What to produce. Across the entries below, how many lines contain the word "University"? Give the number alone.
* Begin Input material *
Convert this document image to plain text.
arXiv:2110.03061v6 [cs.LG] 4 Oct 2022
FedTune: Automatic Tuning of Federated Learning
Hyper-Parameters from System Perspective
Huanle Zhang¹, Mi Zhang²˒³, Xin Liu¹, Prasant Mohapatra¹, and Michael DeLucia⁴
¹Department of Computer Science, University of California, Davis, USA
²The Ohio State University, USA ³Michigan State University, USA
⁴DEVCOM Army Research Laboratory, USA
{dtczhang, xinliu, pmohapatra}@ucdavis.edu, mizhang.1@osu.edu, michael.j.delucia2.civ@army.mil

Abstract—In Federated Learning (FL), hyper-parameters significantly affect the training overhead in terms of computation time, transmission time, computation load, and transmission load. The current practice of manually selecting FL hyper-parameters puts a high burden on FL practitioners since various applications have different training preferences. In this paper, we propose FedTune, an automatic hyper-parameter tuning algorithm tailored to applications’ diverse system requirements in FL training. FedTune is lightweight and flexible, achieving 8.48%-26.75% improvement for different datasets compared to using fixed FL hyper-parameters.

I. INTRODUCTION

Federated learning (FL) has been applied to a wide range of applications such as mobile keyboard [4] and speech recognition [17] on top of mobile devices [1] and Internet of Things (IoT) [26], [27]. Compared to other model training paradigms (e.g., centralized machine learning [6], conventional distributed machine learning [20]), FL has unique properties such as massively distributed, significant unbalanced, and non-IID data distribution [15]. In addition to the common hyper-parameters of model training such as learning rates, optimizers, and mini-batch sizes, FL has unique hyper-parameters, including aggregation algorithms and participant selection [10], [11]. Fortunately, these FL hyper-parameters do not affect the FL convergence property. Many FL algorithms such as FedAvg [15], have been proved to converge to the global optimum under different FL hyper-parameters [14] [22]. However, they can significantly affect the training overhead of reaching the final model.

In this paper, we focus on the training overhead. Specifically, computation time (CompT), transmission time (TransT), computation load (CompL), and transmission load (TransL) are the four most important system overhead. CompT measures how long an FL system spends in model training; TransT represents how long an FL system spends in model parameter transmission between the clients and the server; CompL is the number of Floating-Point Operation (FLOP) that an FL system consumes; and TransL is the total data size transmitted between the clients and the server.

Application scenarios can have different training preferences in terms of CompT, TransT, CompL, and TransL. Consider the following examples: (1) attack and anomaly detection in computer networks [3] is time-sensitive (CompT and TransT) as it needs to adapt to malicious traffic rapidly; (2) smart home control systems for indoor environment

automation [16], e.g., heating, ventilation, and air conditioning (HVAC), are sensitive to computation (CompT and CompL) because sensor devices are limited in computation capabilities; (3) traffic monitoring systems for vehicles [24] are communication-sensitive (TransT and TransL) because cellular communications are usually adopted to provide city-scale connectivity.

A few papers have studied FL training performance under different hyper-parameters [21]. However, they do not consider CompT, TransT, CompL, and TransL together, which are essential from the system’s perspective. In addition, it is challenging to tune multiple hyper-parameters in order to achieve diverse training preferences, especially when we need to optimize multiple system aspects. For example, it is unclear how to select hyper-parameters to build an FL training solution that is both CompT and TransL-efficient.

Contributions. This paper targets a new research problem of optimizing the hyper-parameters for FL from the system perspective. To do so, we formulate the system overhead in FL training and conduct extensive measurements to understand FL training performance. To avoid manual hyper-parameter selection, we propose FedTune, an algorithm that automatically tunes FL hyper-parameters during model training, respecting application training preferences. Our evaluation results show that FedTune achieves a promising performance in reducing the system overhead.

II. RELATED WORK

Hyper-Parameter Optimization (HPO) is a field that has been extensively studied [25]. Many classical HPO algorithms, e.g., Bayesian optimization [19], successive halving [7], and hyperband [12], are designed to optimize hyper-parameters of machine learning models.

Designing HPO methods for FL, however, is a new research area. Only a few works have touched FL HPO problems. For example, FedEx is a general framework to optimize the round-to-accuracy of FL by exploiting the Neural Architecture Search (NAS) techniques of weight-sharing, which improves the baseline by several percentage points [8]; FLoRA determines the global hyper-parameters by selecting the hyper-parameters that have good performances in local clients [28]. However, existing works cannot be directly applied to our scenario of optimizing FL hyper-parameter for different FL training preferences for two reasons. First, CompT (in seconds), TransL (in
* End Input material *
Result of the task. 2